━━━━━ RECORDS SHOWN ━━━━━

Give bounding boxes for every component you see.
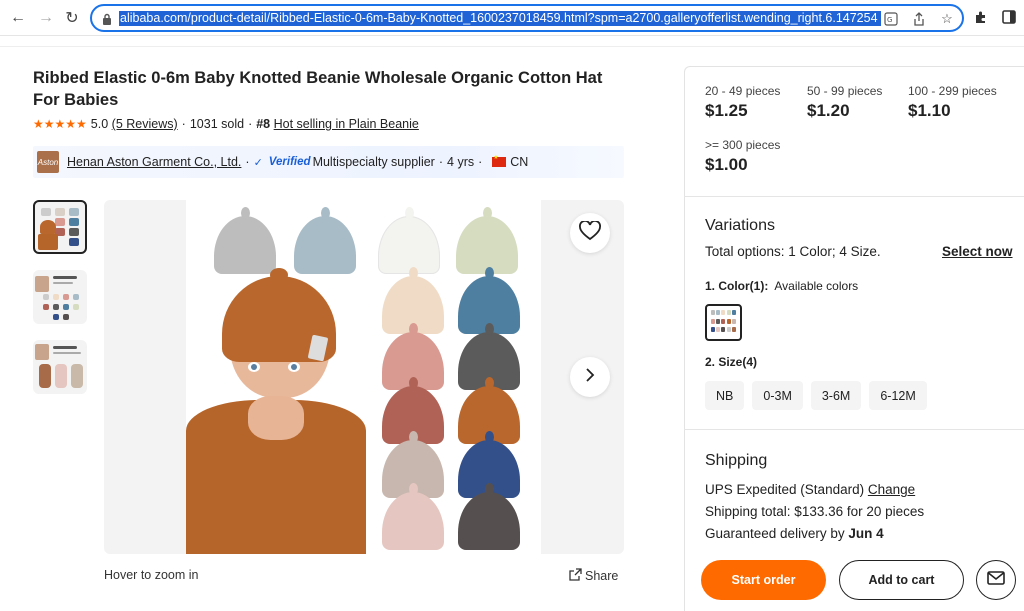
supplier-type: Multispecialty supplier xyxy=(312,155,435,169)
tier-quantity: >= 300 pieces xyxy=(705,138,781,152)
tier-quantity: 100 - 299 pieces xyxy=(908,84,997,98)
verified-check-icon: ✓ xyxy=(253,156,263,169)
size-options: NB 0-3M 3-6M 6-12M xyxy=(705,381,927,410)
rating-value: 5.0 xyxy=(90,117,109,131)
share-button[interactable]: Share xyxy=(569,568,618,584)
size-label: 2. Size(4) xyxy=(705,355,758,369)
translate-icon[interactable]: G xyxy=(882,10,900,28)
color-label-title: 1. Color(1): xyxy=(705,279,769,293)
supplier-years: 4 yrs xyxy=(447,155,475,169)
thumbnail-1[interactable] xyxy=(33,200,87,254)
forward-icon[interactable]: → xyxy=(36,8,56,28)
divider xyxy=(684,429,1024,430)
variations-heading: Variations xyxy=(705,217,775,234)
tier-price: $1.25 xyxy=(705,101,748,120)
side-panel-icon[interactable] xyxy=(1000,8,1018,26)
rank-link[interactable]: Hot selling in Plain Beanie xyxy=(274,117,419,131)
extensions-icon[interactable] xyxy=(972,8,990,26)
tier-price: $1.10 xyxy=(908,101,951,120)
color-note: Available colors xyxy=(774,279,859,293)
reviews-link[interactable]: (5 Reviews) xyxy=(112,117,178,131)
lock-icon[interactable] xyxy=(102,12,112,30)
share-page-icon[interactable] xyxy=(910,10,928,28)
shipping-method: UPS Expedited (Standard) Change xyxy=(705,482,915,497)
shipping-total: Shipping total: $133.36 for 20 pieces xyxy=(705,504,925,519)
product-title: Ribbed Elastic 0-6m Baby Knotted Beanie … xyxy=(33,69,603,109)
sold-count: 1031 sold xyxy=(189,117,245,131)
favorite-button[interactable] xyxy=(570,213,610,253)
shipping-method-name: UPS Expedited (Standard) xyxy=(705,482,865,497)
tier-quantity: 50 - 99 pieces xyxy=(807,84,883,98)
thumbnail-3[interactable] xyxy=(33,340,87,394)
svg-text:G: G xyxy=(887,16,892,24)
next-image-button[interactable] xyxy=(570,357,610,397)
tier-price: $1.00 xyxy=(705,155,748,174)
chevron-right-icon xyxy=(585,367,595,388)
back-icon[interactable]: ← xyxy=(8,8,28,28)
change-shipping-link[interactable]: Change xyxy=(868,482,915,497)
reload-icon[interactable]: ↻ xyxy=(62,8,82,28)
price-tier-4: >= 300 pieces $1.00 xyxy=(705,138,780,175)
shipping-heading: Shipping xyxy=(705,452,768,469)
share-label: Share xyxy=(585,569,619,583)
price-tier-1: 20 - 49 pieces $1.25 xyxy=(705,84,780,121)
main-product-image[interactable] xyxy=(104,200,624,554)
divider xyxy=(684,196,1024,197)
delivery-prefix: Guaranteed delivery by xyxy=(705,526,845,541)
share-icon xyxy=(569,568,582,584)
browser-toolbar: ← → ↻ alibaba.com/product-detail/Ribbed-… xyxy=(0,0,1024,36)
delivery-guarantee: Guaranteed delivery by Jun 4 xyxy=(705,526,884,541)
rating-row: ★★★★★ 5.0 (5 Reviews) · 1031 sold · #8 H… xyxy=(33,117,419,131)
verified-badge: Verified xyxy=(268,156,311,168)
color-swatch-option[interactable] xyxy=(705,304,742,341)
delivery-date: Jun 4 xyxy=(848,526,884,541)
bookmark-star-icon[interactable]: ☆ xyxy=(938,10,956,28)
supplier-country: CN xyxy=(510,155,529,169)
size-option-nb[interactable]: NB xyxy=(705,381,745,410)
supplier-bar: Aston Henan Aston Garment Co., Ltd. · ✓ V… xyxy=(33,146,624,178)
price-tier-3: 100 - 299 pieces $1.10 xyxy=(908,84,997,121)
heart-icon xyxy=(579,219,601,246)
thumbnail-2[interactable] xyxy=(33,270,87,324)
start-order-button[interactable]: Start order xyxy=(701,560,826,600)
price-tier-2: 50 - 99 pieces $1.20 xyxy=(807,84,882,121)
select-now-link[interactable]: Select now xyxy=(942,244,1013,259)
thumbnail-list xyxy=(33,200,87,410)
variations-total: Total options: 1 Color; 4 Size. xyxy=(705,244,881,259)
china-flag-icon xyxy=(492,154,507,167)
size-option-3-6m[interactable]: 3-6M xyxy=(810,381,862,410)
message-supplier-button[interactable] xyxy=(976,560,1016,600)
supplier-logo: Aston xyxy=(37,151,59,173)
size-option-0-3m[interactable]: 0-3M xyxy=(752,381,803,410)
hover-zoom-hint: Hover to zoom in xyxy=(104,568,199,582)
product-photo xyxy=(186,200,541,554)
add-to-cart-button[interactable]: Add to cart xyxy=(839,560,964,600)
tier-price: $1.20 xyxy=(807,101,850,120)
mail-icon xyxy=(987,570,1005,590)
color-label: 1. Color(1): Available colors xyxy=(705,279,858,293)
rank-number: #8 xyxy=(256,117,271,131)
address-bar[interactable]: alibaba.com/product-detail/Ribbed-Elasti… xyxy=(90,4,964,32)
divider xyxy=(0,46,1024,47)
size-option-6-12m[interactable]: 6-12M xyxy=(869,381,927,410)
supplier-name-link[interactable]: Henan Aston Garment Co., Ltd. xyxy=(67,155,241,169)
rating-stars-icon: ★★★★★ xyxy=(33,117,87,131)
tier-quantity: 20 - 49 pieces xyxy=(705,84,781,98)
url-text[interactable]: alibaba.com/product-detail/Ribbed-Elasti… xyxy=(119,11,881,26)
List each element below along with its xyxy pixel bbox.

━━━━━
━━━━━ RECORDS SHOWN ━━━━━

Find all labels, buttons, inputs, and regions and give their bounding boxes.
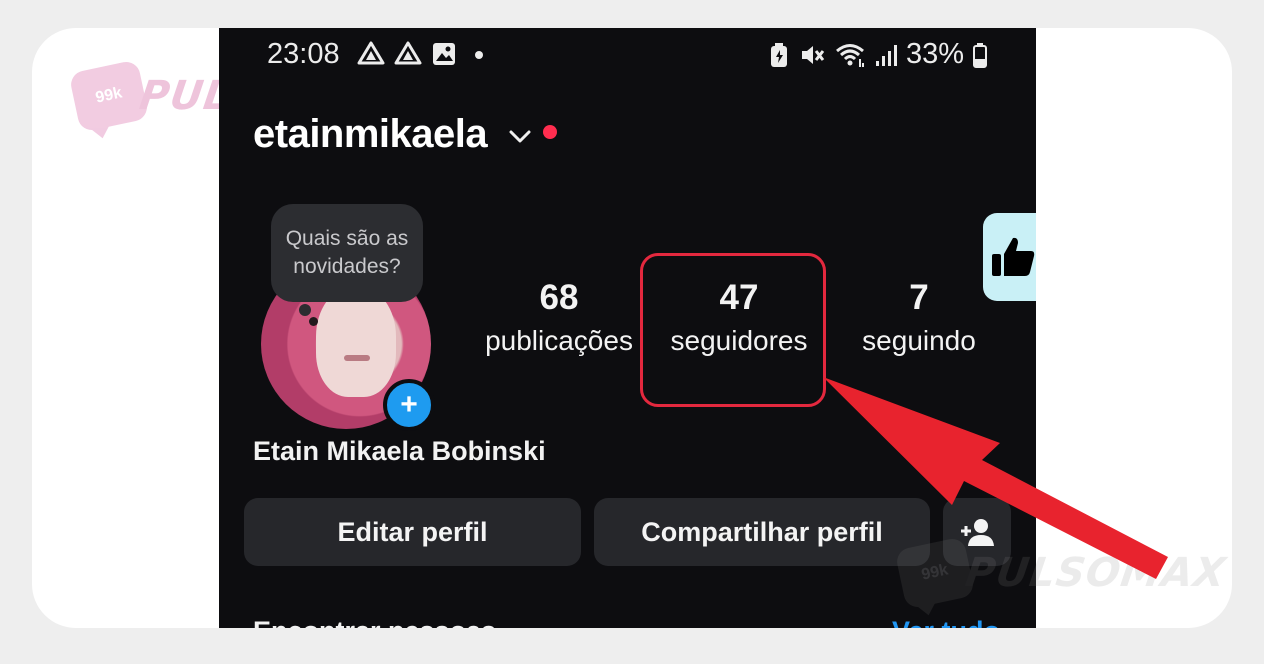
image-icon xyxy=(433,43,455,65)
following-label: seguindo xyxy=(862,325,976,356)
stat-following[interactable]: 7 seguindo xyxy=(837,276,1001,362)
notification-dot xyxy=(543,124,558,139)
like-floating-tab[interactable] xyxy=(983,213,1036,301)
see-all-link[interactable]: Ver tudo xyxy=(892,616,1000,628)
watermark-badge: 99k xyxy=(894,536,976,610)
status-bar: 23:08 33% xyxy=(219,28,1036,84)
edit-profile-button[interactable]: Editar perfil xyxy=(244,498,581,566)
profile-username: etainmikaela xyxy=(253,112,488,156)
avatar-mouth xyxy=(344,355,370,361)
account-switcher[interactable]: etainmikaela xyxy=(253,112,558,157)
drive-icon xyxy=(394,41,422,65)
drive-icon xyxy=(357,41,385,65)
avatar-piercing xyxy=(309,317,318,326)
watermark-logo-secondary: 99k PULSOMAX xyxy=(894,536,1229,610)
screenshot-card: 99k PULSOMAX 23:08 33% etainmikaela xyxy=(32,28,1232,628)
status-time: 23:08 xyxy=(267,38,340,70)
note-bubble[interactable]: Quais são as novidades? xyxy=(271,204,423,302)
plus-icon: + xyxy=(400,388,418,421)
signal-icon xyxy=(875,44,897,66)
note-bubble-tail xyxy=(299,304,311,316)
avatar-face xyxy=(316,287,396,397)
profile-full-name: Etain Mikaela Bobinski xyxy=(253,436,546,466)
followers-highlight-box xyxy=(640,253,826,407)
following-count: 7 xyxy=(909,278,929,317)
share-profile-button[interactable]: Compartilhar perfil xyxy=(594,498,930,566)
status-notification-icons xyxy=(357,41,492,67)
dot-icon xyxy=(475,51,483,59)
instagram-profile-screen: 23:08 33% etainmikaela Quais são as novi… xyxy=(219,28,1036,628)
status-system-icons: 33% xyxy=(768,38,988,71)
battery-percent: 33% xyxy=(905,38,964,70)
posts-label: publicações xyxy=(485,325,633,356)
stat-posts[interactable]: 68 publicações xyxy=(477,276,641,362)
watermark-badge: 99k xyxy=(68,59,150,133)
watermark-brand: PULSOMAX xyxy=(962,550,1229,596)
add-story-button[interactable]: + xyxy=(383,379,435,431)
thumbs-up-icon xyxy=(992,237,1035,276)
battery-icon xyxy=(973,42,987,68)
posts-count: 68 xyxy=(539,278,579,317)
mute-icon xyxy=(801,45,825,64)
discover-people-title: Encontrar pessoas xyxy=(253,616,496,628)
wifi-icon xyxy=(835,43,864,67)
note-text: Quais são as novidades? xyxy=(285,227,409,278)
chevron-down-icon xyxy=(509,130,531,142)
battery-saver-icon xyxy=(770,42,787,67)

━━━━━

* [YOUR INSTRUCTIONS]: Rewrite the records starting at the line containing "supplier-type: Multispecialty supplier" and ending at the line containing "rank-link[interactable]: Hot selling", substituting "pcs" for "pieces" and changing nothing else.

* [ANSWER FOR THIS EXERCISE]:
supplier-type: Multispecialty supplier xyxy=(312,155,435,169)
tier-quantity: >= 300 pcs xyxy=(705,138,781,152)
tier-quantity: 100 - 299 pcs xyxy=(908,84,997,98)
verified-check-icon: ✓ xyxy=(253,156,263,169)
size-options: NB 0-3M 3-6M 6-12M xyxy=(705,381,927,410)
rating-value: 5.0 xyxy=(90,117,109,131)
share-button[interactable]: Share xyxy=(569,568,618,584)
size-label: 2. Size(4) xyxy=(705,355,758,369)
translate-icon[interactable]: G xyxy=(882,10,900,28)
color-label-title: 1. Color(1): xyxy=(705,279,769,293)
supplier-years: 4 yrs xyxy=(447,155,475,169)
thumbnail-1[interactable] xyxy=(33,200,87,254)
forward-icon[interactable]: → xyxy=(36,8,56,28)
divider xyxy=(684,429,1024,430)
variations-heading: Variations xyxy=(705,217,775,234)
tier-price: $1.25 xyxy=(705,101,748,120)
side-panel-icon[interactable] xyxy=(1000,8,1018,26)
rank-link[interactable]: Hot selling in Plain Beanie xyxy=(274,117,419,131)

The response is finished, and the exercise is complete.